## WORK TO BE COMPLETED
Reproduce all of the material word for word.

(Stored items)
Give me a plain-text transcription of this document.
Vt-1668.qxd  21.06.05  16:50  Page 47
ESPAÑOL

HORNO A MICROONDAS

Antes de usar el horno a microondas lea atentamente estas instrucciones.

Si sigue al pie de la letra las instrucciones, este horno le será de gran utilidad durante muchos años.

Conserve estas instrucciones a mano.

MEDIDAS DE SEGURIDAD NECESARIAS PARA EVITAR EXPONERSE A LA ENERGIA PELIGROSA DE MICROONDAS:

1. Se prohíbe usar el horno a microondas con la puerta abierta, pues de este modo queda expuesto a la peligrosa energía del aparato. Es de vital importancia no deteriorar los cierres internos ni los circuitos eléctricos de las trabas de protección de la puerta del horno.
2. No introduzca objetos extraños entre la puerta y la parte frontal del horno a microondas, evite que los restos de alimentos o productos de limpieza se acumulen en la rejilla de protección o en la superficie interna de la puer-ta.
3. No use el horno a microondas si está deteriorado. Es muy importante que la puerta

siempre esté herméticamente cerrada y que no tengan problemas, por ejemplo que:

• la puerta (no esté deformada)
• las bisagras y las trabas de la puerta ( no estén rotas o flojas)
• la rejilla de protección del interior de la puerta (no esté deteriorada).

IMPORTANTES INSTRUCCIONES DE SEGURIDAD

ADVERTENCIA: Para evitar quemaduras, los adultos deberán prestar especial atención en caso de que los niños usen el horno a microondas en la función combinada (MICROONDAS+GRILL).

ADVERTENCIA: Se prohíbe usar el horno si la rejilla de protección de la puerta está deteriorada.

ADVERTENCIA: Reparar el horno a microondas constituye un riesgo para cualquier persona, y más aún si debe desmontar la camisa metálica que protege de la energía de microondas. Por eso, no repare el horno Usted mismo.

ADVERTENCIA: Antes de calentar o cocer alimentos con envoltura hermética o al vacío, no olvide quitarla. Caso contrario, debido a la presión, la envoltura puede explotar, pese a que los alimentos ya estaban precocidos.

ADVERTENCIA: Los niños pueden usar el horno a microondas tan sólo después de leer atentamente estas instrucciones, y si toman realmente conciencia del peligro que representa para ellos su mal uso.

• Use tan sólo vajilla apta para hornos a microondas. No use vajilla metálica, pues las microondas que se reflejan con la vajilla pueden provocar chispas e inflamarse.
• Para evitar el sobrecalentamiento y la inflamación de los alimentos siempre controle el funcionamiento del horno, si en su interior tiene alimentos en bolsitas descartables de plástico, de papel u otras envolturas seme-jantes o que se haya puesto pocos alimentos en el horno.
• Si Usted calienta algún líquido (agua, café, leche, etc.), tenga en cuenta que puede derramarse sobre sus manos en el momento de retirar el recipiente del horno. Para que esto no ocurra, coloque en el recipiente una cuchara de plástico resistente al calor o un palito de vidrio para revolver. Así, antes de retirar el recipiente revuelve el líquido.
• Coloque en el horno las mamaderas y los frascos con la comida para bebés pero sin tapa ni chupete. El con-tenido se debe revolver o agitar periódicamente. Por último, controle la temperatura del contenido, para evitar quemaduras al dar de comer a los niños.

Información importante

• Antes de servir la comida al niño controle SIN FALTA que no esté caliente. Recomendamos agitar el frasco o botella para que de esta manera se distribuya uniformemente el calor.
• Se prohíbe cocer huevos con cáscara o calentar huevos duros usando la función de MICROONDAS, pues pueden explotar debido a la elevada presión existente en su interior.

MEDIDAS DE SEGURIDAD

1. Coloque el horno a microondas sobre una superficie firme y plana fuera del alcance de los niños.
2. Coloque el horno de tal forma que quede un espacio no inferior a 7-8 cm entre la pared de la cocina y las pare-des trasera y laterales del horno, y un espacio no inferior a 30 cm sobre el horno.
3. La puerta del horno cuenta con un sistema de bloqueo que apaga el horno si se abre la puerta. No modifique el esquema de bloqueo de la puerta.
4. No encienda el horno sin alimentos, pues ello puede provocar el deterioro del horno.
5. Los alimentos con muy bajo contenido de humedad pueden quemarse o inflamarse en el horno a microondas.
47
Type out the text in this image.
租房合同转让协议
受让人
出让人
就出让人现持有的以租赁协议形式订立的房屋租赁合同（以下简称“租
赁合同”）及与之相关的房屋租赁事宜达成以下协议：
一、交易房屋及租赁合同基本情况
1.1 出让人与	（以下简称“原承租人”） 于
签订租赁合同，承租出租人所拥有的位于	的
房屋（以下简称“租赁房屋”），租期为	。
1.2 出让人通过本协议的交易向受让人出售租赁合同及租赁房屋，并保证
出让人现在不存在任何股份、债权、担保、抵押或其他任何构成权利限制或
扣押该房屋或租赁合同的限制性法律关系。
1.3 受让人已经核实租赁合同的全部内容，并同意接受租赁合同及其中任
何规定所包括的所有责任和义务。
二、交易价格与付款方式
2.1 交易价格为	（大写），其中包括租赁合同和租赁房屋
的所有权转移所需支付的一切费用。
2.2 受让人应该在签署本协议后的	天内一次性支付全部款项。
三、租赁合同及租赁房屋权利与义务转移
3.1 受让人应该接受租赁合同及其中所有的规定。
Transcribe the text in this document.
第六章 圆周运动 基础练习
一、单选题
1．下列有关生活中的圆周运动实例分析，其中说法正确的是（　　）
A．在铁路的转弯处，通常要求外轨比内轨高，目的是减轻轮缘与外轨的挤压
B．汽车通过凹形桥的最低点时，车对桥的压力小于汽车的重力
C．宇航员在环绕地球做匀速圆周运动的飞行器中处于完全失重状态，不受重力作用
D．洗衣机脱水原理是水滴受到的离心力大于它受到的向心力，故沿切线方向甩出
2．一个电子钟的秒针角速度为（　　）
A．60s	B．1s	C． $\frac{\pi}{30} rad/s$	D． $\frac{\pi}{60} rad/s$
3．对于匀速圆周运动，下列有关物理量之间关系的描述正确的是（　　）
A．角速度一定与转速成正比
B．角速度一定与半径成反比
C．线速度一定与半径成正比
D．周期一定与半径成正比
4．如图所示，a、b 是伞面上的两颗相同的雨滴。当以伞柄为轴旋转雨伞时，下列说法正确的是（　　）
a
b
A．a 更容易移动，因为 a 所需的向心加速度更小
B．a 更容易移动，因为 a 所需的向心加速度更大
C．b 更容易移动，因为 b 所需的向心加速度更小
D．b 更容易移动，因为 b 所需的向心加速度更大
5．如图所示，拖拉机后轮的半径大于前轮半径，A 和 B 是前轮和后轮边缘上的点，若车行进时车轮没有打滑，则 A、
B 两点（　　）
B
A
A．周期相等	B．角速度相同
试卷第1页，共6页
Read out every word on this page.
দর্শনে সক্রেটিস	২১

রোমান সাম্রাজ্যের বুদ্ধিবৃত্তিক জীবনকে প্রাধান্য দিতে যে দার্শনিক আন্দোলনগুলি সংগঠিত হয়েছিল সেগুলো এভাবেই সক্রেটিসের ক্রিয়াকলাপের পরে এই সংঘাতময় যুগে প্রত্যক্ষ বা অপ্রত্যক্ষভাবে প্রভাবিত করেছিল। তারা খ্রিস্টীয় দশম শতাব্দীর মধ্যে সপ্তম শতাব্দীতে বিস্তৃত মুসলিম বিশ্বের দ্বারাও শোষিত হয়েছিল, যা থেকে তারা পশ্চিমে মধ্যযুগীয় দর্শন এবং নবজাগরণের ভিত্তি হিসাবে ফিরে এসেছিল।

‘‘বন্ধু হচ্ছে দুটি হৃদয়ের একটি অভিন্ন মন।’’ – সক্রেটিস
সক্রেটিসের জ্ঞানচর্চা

## SOLUTION TO THIS EXERCISE
Give me a plain-text transcription of this document.
Vt-1668.qxd  21.06.05  16:50  Page 47
ESPAÑOL

HORNO A MICROONDAS

Antes de usar el horno a microondas lea atentamente estas instrucciones.

Si sigue al pie de la letra las instrucciones, este horno le será de gran utilidad durante muchos años.

Conserve estas instrucciones a mano.

MEDIDAS DE SEGURIDAD NECESARIAS PARA EVITAR EXPONERSE A LA ENERGIA PELIGROSA DE MICROONDAS:

1. Se prohíbe usar el horno a microondas con la puerta abierta, pues de este modo queda expuesto a la peligrosa energía del aparato. Es de vital importancia no deteriorar los cierres internos ni los circuitos eléctricos de las trabas de protección de la puerta del horno.
2. No introduzca objetos extraños entre la puerta y la parte frontal del horno a microondas, evite que los restos de alimentos o productos de limpieza se acumulen en la rejilla de protección o en la superficie interna de la puer-ta.
3. No use el horno a microondas si está deteriorado. Es muy importante que la puerta

siempre esté herméticamente cerrada y que no tengan problemas, por ejemplo que:

• la puerta (no esté deformada)
• las bisagras y las trabas de la puerta ( no estén rotas o flojas)
• la rejilla de protección del interior de la puerta (no esté deteriorada).

IMPORTANTES INSTRUCCIONES DE SEGURIDAD

ADVERTENCIA: Para evitar quemaduras, los adultos deberán prestar especial atención en caso de que los niños usen el horno a microondas en la función combinada (MICROONDAS+GRILL).

ADVERTENCIA: Se prohíbe usar el horno si la rejilla de protección de la puerta está deteriorada.

ADVERTENCIA: Reparar el horno a microondas constituye un riesgo para cualquier persona, y más aún si debe desmontar la camisa metálica que protege de la energía de microondas. Por eso, no repare el horno Usted mismo.

ADVERTENCIA: Antes de calentar o cocer alimentos con envoltura hermética o al vacío, no olvide quitarla. Caso contrario, debido a la presión, la envoltura puede explotar, pese a que los alimentos ya estaban precocidos.

ADVERTENCIA: Los niños pueden usar el horno a microondas tan sólo después de leer atentamente estas instrucciones, y si toman realmente conciencia del peligro que representa para ellos su mal uso.

• Use tan sólo vajilla apta para hornos a microondas. No use vajilla metálica, pues las microondas que se reflejan con la vajilla pueden provocar chispas e inflamarse.
• Para evitar el sobrecalentamiento y la inflamación de los alimentos siempre controle el funcionamiento del horno, si en su interior tiene alimentos en bolsitas descartables de plástico, de papel u otras envolturas seme-jantes o que se haya puesto pocos alimentos en el horno.
• Si Usted calienta algún líquido (agua, café, leche, etc.), tenga en cuenta que puede derramarse sobre sus manos en el momento de retirar el recipiente del horno. Para que esto no ocurra, coloque en el recipiente una cuchara de plástico resistente al calor o un palito de vidrio para revolver. Así, antes de retirar el recipiente revuelve el líquido.
• Coloque en el horno las mamaderas y los frascos con la comida para bebés pero sin tapa ni chupete. El con-tenido se debe revolver o agitar periódicamente. Por último, controle la temperatura del contenido, para evitar quemaduras al dar de comer a los niños.

Información importante

• Antes de servir la comida al niño controle SIN FALTA que no esté caliente. Recomendamos agitar el frasco o botella para que de esta manera se distribuya uniformemente el calor.
• Se prohíbe cocer huevos con cáscara o calentar huevos duros usando la función de MICROONDAS, pues pueden explotar debido a la elevada presión existente en su interior.

MEDIDAS DE SEGURIDAD

1. Coloque el horno a microondas sobre una superficie firme y plana fuera del alcance de los niños.
2. Coloque el horno de tal forma que quede un espacio no inferior a 7-8 cm entre la pared de la cocina y las pare-des trasera y laterales del horno, y un espacio no inferior a 30 cm sobre el horno.
3. La puerta del horno cuenta con un sistema de bloqueo que apaga el horno si se abre la puerta. No modifique el esquema de bloqueo de la puerta.
4. No encienda el horno sin alimentos, pues ello puede provocar el deterioro del horno.
5. Los alimentos con muy bajo contenido de humedad pueden quemarse o inflamarse en el horno a microondas.
47
Type out the text in this image.
租房合同转让协议
受让人
出让人
就出让人现持有的以租赁协议形式订立的房屋租赁合同（以下简称“租
赁合同”）及与之相关的房屋租赁事宜达成以下协议：
一、交易房屋及租赁合同基本情况
1.1 出让人与	（以下简称“原承租人”） 于
签订租赁合同，承租出租人所拥有的位于	的
房屋（以下简称“租赁房屋”），租期为	。
1.2 出让人通过本协议的交易向受让人出售租赁合同及租赁房屋，并保证
出让人现在不存在任何股份、债权、担保、抵押或其他任何构成权利限制或
扣押该房屋或租赁合同的限制性法律关系。
1.3 受让人已经核实租赁合同的全部内容，并同意接受租赁合同及其中任
何规定所包括的所有责任和义务。
二、交易价格与付款方式
2.1 交易价格为	（大写），其中包括租赁合同和租赁房屋
的所有权转移所需支付的一切费用。
2.2 受让人应该在签署本协议后的	天内一次性支付全部款项。
三、租赁合同及租赁房屋权利与义务转移
3.1 受让人应该接受租赁合同及其中所有的规定。
Transcribe the text in this document.
第六章 圆周运动 基础练习
一、单选题
1．下列有关生活中的圆周运动实例分析，其中说法正确的是（　　）
A．在铁路的转弯处，通常要求外轨比内轨高，目的是减轻轮缘与外轨的挤压
B．汽车通过凹形桥的最低点时，车对桥的压力小于汽车的重力
C．宇航员在环绕地球做匀速圆周运动的飞行器中处于完全失重状态，不受重力作用
D．洗衣机脱水原理是水滴受到的离心力大于它受到的向心力，故沿切线方向甩出
2．一个电子钟的秒针角速度为（　　）
A．60s	B．1s	C． $\frac{\pi}{30} rad/s$	D． $\frac{\pi}{60} rad/s$
3．对于匀速圆周运动，下列有关物理量之间关系的描述正确的是（　　）
A．角速度一定与转速成正比
B．角速度一定与半径成反比
C．线速度一定与半径成正比
D．周期一定与半径成正比
4．如图所示，a、b 是伞面上的两颗相同的雨滴。当以伞柄为轴旋转雨伞时，下列说法正确的是（　　）
a
b
A．a 更容易移动，因为 a 所需的向心加速度更小
B．a 更容易移动，因为 a 所需的向心加速度更大
C．b 更容易移动，因为 b 所需的向心加速度更小
D．b 更容易移动，因为 b 所需的向心加速度更大
5．如图所示，拖拉机后轮的半径大于前轮半径，A 和 B 是前轮和后轮边缘上的点，若车行进时车轮没有打滑，则 A、
B 两点（　　）
B
A
A．周期相等	B．角速度相同
试卷第1页，共6页
Read out every word on this page.
দর্শনে সক্রেটিস	২১

রোমান সাম্রাজ্যের বুদ্ধিবৃত্তিক জীবনকে প্রাধান্য দিতে যে দার্শনিক আন্দোলনগুলি সংগঠিত হয়েছিল সেগুলো এভাবেই সক্রেটিসের ক্রিয়াকলাপের পরে এই সংঘাতময় যুগে প্রত্যক্ষ বা অপ্রত্যক্ষভাবে প্রভাবিত করেছিল। তারা খ্রিস্টীয় দশম শতাব্দীর মধ্যে সপ্তম শতাব্দীতে বিস্তৃত মুসলিম বিশ্বের দ্বারাও শোষিত হয়েছিল, যা থেকে তারা পশ্চিমে মধ্যযুগীয় দর্শন এবং নবজাগরণের ভিত্তি হিসাবে ফিরে এসেছিল।

‘‘বন্ধু হচ্ছে দুটি হৃদয়ের একটি অভিন্ন মন।’’ – সক্রেটিস
সক্রেটিসের জ্ঞানচর্চা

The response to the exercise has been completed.